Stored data
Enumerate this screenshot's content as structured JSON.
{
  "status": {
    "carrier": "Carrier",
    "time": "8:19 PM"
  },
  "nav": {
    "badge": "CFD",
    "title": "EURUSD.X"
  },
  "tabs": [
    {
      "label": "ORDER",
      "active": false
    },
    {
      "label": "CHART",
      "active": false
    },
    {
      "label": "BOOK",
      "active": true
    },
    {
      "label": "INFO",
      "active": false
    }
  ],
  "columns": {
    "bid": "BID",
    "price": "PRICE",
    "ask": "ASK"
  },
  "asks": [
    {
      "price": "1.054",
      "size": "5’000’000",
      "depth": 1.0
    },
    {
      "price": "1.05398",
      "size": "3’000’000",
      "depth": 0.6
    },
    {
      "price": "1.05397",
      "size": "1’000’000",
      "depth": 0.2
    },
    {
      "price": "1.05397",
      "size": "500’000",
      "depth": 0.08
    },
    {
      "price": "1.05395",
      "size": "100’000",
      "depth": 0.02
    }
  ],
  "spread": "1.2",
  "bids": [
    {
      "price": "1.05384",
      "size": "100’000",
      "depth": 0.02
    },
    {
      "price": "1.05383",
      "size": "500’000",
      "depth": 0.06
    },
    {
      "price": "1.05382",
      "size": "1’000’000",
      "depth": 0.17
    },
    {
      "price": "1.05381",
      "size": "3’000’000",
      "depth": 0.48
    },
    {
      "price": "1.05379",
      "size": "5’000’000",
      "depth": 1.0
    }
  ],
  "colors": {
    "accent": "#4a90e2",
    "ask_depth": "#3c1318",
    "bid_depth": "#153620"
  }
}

Exercise
Each entry above is to be quoted exactly.

Written response
Enumerate this screenshot's content as structured JSON.
{
  "status": {
    "carrier": "Carrier",
    "time": "8:19 PM"
  },
  "nav": {
    "badge": "CFD",
    "title": "EURUSD.X"
  },
  "tabs": [
    {
      "label": "ORDER",
      "active": false
    },
    {
      "label": "CHART",
      "active": false
    },
    {
      "label": "BOOK",
      "active": true
    },
    {
      "label": "INFO",
      "active": false
    }
  ],
  "columns": {
    "bid": "BID",
    "price": "PRICE",
    "ask": "ASK"
  },
  "asks": [
    {
      "price": "1.054",
      "size": "5’000’000",
      "depth": 1.0
    },
    {
      "price": "1.05398",
      "size": "3’000’000",
      "depth": 0.6
    },
    {
      "price": "1.05397",
      "size": "1’000’000",
      "depth": 0.2
    },
    {
      "price": "1.05397",
      "size": "500’000",
      "depth": 0.08
    },
    {
      "price": "1.05395",
      "size": "100’000",
      "depth": 0.02
    }
  ],
  "spread": "1.2",
  "bids": [
    {
      "price": "1.05384",
      "size": "100’000",
      "depth": 0.02
    },
    {
      "price": "1.05383",
      "size": "500’000",
      "depth": 0.06
    },
    {
      "price": "1.05382",
      "size": "1’000’000",
      "depth": 0.17
    },
    {
      "price": "1.05381",
      "size": "3’000’000",
      "depth": 0.48
    },
    {
      "price": "1.05379",
      "size": "5’000’000",
      "depth": 1.0
    }
  ],
  "colors": {
    "accent": "#4a90e2",
    "ask_depth": "#3c1318",
    "bid_depth": "#153620"
  }
}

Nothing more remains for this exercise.